PROBLEM DETAILS: How many lines in the entries below contain the string "arrow"? Reply with the number alone.
==== EXTRACTED ENTRIES ====
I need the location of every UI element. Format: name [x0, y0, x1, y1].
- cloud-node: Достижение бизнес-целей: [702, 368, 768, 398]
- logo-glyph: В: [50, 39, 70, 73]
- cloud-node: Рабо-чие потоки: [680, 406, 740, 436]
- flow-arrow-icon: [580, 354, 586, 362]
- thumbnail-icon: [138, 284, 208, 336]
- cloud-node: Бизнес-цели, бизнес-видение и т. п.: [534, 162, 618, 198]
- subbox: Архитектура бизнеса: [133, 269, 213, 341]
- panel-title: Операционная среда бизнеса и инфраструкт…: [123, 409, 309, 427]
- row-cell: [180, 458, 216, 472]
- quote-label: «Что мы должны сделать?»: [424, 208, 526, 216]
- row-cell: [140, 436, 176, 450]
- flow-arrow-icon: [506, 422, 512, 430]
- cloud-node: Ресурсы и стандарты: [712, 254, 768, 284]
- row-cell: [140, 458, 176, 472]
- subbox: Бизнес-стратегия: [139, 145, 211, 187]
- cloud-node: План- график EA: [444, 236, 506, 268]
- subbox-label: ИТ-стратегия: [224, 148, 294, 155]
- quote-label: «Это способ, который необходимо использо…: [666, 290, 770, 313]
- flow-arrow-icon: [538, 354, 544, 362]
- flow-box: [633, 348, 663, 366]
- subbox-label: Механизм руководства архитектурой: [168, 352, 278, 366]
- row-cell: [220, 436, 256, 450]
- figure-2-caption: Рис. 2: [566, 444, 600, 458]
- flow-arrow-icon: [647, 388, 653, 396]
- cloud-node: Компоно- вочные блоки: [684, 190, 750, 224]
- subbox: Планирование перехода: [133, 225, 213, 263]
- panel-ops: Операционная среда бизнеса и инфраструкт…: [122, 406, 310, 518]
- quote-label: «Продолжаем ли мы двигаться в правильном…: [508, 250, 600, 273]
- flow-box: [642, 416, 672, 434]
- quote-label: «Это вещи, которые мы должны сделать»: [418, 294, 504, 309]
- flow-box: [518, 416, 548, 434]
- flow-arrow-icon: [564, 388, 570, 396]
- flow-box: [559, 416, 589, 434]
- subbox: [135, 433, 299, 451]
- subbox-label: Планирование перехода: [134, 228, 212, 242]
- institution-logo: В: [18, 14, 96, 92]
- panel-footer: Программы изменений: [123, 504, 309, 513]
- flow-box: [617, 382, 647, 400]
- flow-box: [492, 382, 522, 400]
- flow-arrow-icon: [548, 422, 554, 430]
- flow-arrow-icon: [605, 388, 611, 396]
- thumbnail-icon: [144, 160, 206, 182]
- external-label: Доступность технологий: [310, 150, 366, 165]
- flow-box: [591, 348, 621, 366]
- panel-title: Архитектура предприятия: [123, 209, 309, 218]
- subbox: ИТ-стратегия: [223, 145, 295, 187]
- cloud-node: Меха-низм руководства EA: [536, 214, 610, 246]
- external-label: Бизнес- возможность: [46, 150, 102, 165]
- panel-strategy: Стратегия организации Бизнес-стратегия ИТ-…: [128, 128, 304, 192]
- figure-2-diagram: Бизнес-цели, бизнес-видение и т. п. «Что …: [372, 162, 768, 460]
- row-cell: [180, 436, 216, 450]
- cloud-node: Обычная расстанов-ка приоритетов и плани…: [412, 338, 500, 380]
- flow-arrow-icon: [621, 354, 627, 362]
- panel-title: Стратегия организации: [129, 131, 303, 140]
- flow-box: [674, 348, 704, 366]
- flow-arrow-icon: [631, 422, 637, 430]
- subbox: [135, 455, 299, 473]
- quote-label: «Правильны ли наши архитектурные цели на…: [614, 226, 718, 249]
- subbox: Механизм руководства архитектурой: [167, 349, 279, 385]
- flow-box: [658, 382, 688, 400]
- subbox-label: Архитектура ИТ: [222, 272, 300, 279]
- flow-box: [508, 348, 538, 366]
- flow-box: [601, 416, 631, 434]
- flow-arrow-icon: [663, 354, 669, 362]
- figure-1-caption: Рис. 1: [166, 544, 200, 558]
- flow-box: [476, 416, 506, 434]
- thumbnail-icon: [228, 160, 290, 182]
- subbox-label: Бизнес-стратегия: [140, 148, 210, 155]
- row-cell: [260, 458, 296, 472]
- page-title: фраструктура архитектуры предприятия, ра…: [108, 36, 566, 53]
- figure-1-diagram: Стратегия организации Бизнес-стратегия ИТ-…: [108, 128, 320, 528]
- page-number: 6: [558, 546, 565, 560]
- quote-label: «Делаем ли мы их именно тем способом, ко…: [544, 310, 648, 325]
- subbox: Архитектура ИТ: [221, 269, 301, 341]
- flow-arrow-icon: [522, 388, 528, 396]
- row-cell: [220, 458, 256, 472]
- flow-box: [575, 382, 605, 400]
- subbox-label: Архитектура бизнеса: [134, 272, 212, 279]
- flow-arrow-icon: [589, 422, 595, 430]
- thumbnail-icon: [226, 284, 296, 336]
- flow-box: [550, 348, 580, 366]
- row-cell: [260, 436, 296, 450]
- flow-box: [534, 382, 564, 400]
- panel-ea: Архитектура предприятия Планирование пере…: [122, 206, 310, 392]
====
TASK RESPONSE: 12